Some records
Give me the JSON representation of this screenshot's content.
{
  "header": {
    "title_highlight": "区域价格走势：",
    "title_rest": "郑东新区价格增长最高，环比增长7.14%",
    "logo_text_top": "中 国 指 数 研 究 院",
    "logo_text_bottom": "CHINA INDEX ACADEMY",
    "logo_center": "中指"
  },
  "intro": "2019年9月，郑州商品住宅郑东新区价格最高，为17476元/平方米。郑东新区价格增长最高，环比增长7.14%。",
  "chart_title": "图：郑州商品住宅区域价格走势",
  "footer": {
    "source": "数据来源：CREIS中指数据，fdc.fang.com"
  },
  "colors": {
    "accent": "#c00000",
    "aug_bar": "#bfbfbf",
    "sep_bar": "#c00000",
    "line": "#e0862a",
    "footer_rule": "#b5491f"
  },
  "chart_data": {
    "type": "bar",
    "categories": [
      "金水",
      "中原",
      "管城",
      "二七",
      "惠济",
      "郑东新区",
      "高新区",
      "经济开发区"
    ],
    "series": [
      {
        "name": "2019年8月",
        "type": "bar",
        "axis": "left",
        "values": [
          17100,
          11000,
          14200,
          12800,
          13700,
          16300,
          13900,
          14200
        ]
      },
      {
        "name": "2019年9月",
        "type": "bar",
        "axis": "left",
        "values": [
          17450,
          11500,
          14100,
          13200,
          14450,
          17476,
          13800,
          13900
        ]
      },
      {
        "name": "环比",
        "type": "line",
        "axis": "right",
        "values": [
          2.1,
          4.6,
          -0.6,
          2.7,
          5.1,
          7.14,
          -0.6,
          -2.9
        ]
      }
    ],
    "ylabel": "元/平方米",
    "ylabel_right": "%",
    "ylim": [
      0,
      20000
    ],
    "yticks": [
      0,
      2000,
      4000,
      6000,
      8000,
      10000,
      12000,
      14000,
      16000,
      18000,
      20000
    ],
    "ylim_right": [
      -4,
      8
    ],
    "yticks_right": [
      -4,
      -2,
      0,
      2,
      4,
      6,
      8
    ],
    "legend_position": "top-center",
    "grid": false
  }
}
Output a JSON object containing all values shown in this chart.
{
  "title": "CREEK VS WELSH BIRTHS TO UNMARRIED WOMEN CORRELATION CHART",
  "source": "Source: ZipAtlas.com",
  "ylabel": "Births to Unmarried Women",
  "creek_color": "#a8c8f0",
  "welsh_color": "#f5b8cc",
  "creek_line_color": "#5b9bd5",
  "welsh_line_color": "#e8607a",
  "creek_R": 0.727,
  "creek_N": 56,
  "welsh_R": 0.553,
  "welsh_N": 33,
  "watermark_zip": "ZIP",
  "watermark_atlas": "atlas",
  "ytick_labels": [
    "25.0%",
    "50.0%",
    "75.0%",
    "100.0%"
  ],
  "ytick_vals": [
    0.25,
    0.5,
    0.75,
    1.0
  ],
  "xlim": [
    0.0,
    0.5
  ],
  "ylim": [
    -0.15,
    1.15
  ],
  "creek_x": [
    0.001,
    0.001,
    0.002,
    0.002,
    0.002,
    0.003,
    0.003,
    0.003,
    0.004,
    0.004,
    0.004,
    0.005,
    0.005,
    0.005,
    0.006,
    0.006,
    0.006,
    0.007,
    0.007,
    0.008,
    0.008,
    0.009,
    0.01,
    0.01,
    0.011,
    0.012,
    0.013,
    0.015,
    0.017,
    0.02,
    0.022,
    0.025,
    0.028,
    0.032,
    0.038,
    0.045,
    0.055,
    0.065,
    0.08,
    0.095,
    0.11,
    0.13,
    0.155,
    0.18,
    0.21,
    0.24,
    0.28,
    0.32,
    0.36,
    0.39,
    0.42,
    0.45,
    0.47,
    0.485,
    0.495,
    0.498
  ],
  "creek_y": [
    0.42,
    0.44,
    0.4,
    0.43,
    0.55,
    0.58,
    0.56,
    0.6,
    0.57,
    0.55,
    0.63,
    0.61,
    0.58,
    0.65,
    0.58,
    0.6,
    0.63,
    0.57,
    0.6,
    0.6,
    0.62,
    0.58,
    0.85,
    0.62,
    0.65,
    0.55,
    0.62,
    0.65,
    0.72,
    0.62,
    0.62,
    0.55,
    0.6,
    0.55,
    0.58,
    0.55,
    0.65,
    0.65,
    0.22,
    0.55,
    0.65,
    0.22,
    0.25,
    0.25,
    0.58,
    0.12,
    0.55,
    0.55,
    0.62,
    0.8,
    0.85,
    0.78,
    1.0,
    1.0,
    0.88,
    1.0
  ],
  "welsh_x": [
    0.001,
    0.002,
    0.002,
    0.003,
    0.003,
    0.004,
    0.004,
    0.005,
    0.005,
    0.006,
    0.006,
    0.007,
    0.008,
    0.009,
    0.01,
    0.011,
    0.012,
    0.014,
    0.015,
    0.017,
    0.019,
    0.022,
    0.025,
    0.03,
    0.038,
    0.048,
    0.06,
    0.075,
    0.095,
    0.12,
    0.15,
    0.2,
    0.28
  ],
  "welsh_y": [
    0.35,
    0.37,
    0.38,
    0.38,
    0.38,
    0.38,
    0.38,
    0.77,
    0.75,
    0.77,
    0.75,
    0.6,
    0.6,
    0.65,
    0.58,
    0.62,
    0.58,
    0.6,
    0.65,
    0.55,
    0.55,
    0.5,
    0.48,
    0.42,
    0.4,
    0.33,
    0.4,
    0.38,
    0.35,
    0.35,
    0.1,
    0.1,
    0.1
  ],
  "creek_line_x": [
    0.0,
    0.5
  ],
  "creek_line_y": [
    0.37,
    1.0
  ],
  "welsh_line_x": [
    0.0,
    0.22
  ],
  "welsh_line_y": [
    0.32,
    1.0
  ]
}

▸ **Requirement**
Scan the entries above. Copy each line that has the string "this".

▸ **Answer**
Give me the JSON representation of this screenshot's content.
Output a JSON object containing all values shown in this chart.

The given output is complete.